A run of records
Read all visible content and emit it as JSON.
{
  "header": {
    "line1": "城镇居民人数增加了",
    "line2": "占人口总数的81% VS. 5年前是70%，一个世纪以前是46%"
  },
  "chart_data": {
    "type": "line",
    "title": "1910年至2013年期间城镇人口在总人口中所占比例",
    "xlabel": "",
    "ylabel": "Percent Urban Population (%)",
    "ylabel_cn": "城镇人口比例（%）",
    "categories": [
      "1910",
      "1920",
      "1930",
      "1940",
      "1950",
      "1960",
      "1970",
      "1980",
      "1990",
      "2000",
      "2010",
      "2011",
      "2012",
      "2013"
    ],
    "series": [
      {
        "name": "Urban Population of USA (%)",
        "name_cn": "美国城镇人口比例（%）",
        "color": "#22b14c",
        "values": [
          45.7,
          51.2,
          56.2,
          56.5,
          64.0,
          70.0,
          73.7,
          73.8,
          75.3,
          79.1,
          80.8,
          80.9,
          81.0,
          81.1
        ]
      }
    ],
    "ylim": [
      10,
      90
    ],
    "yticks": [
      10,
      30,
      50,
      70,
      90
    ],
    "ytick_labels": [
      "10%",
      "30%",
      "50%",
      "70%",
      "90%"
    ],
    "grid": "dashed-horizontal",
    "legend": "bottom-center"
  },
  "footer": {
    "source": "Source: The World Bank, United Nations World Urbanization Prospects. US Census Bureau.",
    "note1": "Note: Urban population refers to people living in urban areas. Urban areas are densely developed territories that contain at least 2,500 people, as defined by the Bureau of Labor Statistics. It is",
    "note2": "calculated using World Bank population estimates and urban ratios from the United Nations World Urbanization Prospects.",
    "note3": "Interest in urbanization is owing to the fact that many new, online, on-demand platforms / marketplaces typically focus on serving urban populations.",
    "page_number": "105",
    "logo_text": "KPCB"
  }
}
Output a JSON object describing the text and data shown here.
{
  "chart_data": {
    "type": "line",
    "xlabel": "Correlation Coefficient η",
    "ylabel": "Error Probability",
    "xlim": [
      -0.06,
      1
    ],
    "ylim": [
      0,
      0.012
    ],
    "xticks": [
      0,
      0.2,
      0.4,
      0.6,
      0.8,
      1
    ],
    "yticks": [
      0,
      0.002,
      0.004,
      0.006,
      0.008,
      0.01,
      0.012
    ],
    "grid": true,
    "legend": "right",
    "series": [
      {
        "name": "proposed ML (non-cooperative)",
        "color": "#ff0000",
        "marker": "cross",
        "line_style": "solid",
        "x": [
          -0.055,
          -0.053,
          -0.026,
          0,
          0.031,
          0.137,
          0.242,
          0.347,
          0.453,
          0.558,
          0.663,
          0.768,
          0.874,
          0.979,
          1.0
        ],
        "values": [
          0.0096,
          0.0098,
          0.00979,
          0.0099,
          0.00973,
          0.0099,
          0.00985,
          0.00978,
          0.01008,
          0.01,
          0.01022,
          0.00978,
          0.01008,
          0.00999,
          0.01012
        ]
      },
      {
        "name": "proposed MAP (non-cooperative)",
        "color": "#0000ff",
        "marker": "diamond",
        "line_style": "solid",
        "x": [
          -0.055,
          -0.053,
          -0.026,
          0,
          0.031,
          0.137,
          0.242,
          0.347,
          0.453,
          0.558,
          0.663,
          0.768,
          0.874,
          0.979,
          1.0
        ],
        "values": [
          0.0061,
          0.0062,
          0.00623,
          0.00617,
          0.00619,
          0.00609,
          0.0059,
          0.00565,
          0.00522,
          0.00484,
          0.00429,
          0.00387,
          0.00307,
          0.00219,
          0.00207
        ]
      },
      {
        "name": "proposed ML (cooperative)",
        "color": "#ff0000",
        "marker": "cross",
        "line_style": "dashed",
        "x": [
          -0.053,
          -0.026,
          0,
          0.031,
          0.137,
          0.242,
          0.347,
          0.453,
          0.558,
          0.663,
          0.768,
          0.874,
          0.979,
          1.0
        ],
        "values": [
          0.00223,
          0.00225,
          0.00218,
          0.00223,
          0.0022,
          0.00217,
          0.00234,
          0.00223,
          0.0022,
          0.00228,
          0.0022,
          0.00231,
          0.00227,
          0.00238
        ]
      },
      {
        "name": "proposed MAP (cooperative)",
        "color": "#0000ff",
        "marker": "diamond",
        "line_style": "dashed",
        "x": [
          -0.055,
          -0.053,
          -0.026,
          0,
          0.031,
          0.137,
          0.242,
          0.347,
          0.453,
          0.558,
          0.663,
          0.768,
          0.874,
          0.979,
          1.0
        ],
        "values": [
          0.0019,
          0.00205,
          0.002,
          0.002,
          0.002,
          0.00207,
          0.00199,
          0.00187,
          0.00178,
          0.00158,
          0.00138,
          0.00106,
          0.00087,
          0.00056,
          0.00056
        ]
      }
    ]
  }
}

**DIRECTIONS:** All of the material above needs to be copied exactly.

**RESULT:**
Read all visible content and emit it as JSON.
{
  "header": {
    "line1": "城镇居民人数增加了",
    "line2": "占人口总数的81% VS. 5年前是70%，一个世纪以前是46%"
  },
  "chart_data": {
    "type": "line",
    "title": "1910年至2013年期间城镇人口在总人口中所占比例",
    "xlabel": "",
    "ylabel": "Percent Urban Population (%)",
    "ylabel_cn": "城镇人口比例（%）",
    "categories": [
      "1910",
      "1920",
      "1930",
      "1940",
      "1950",
      "1960",
      "1970",
      "1980",
      "1990",
      "2000",
      "2010",
      "2011",
      "2012",
      "2013"
    ],
    "series": [
      {
        "name": "Urban Population of USA (%)",
        "name_cn": "美国城镇人口比例（%）",
        "color": "#22b14c",
        "values": [
          45.7,
          51.2,
          56.2,
          56.5,
          64.0,
          70.0,
          73.7,
          73.8,
          75.3,
          79.1,
          80.8,
          80.9,
          81.0,
          81.1
        ]
      }
    ],
    "ylim": [
      10,
      90
    ],
    "yticks": [
      10,
      30,
      50,
      70,
      90
    ],
    "ytick_labels": [
      "10%",
      "30%",
      "50%",
      "70%",
      "90%"
    ],
    "grid": "dashed-horizontal",
    "legend": "bottom-center"
  },
  "footer": {
    "source": "Source: The World Bank, United Nations World Urbanization Prospects. US Census Bureau.",
    "note1": "Note: Urban population refers to people living in urban areas. Urban areas are densely developed territories that contain at least 2,500 people, as defined by the Bureau of Labor Statistics. It is",
    "note2": "calculated using World Bank population estimates and urban ratios from the United Nations World Urbanization Prospects.",
    "note3": "Interest in urbanization is owing to the fact that many new, online, on-demand platforms / marketplaces typically focus on serving urban populations.",
    "page_number": "105",
    "logo_text": "KPCB"
  }
}
Output a JSON object describing the text and data shown here.
{
  "chart_data": {
    "type": "line",
    "xlabel": "Correlation Coefficient η",
    "ylabel": "Error Probability",
    "xlim": [
      -0.06,
      1
    ],
    "ylim": [
      0,
      0.012
    ],
    "xticks": [
      0,
      0.2,
      0.4,
      0.6,
      0.8,
      1
    ],
    "yticks": [
      0,
      0.002,
      0.004,
      0.006,
      0.008,
      0.01,
      0.012
    ],
    "grid": true,
    "legend": "right",
    "series": [
      {
        "name": "proposed ML (non-cooperative)",
        "color": "#ff0000",
        "marker": "cross",
        "line_style": "solid",
        "x": [
          -0.055,
          -0.053,
          -0.026,
          0,
          0.031,
          0.137,
          0.242,
          0.347,
          0.453,
          0.558,
          0.663,
          0.768,
          0.874,
          0.979,
          1.0
        ],
        "values": [
          0.0096,
          0.0098,
          0.00979,
          0.0099,
          0.00973,
          0.0099,
          0.00985,
          0.00978,
          0.01008,
          0.01,
          0.01022,
          0.00978,
          0.01008,
          0.00999,
          0.01012
        ]
      },
      {
        "name": "proposed MAP (non-cooperative)",
        "color": "#0000ff",
        "marker": "diamond",
        "line_style": "solid",
        "x": [
          -0.055,
          -0.053,
          -0.026,
          0,
          0.031,
          0.137,
          0.242,
          0.347,
          0.453,
          0.558,
          0.663,
          0.768,
          0.874,
          0.979,
          1.0
        ],
        "values": [
          0.0061,
          0.0062,
          0.00623,
          0.00617,
          0.00619,
          0.00609,
          0.0059,
          0.00565,
          0.00522,
          0.00484,
          0.00429,
          0.00387,
          0.00307,
          0.00219,
          0.00207
        ]
      },
      {
        "name": "proposed ML (cooperative)",
        "color": "#ff0000",
        "marker": "cross",
        "line_style": "dashed",
        "x": [
          -0.053,
          -0.026,
          0,
          0.031,
          0.137,
          0.242,
          0.347,
          0.453,
          0.558,
          0.663,
          0.768,
          0.874,
          0.979,
          1.0
        ],
        "values": [
          0.00223,
          0.00225,
          0.00218,
          0.00223,
          0.0022,
          0.00217,
          0.00234,
          0.00223,
          0.0022,
          0.00228,
          0.0022,
          0.00231,
          0.00227,
          0.00238
        ]
      },
      {
        "name": "proposed MAP (cooperative)",
        "color": "#0000ff",
        "marker": "diamond",
        "line_style": "dashed",
        "x": [
          -0.055,
          -0.053,
          -0.026,
          0,
          0.031,
          0.137,
          0.242,
          0.347,
          0.453,
          0.558,
          0.663,
          0.768,
          0.874,
          0.979,
          1.0
        ],
        "values": [
          0.0019,
          0.00205,
          0.002,
          0.002,
          0.002,
          0.00207,
          0.00199,
          0.00187,
          0.00178,
          0.00158,
          0.00138,
          0.00106,
          0.00087,
          0.00056,
          0.00056
        ]
      }
    ]
  }
}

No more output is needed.